* [AIM OF THE EXERCISE]
Copy each line below in which the word "indicator" occurs.

Entries from a visual dataset:
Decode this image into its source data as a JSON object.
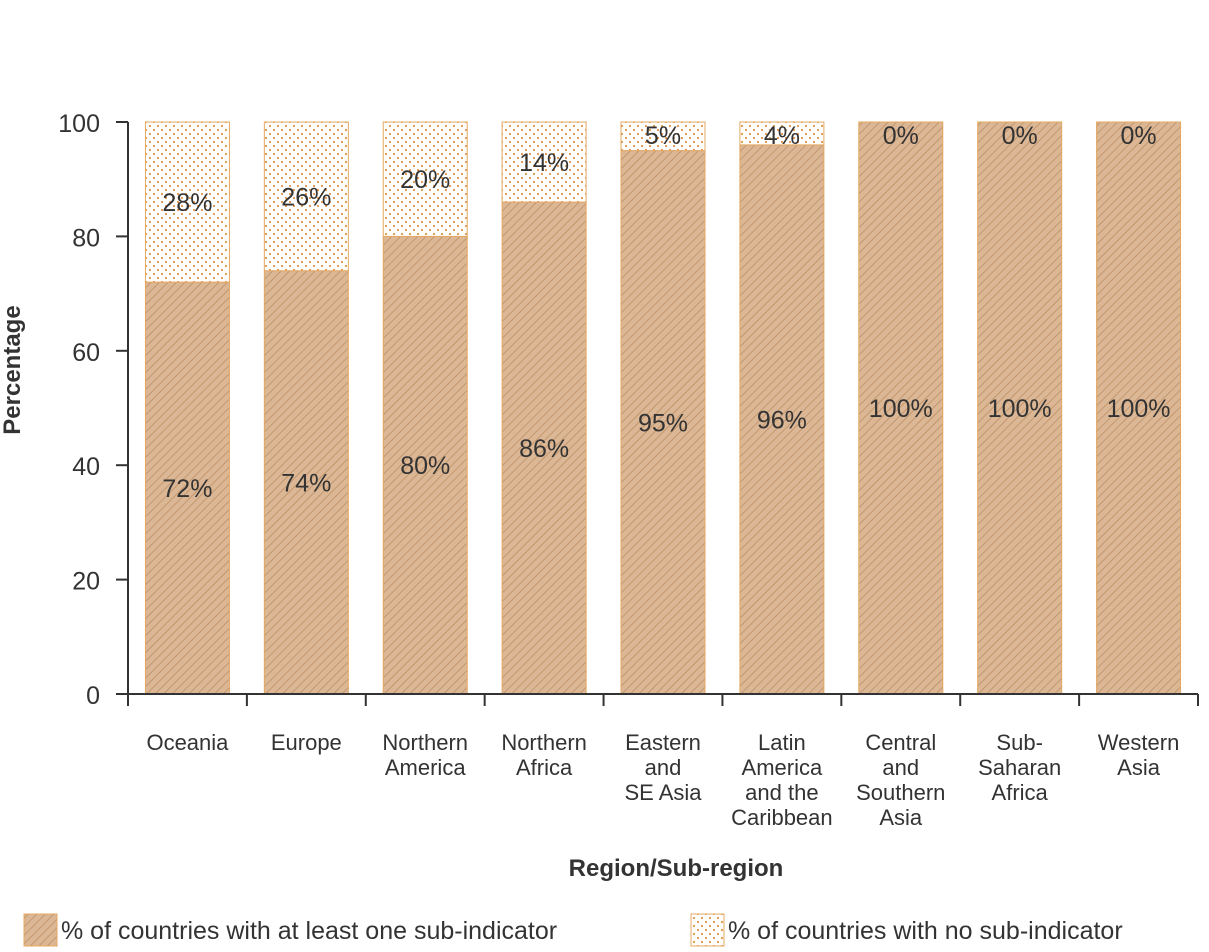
{
  "chart_data": {
    "type": "bar",
    "stacked": true,
    "categories": [
      [
        "Oceania"
      ],
      [
        "Europe"
      ],
      [
        "Northern",
        "America"
      ],
      [
        "Northern",
        "Africa"
      ],
      [
        "Eastern",
        "and",
        "SE Asia"
      ],
      [
        "Latin",
        "America",
        "and the",
        "Caribbean"
      ],
      [
        "Central",
        "and",
        "Southern",
        "Asia"
      ],
      [
        "Sub-",
        "Saharan",
        "Africa"
      ],
      [
        "Western",
        "Asia"
      ]
    ],
    "series": [
      {
        "name": "% of countries with at least one sub-indicator",
        "values": [
          72,
          74,
          80,
          86,
          95,
          96,
          100,
          100,
          100
        ],
        "labels": [
          "72%",
          "74%",
          "80%",
          "86%",
          "95%",
          "96%",
          "100%",
          "100%",
          "100%"
        ]
      },
      {
        "name": "% of countries with no sub-indicator",
        "values": [
          28,
          26,
          20,
          14,
          5,
          4,
          0,
          0,
          0
        ],
        "labels": [
          "28%",
          "26%",
          "20%",
          "14%",
          "5%",
          "4%",
          "0%",
          "0%",
          "0%"
        ]
      }
    ],
    "xlabel": "Region/Sub-region",
    "ylabel": "Percentage",
    "ylim": [
      0,
      100
    ],
    "yticks": [
      "0",
      "20",
      "40",
      "60",
      "80",
      "100"
    ],
    "grid": false,
    "legend_position": "bottom",
    "colors": {
      "bar_fill": "#dcb795",
      "bar_hatch": "#b88a5e",
      "bar_border": "#e4a860",
      "dots": "#e0944a",
      "axis": "#333333"
    }
  }
}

* [IN RESPONSE]
        "name": "% of countries with at least one sub-indicator",
        "name": "% of countries with no sub-indicator",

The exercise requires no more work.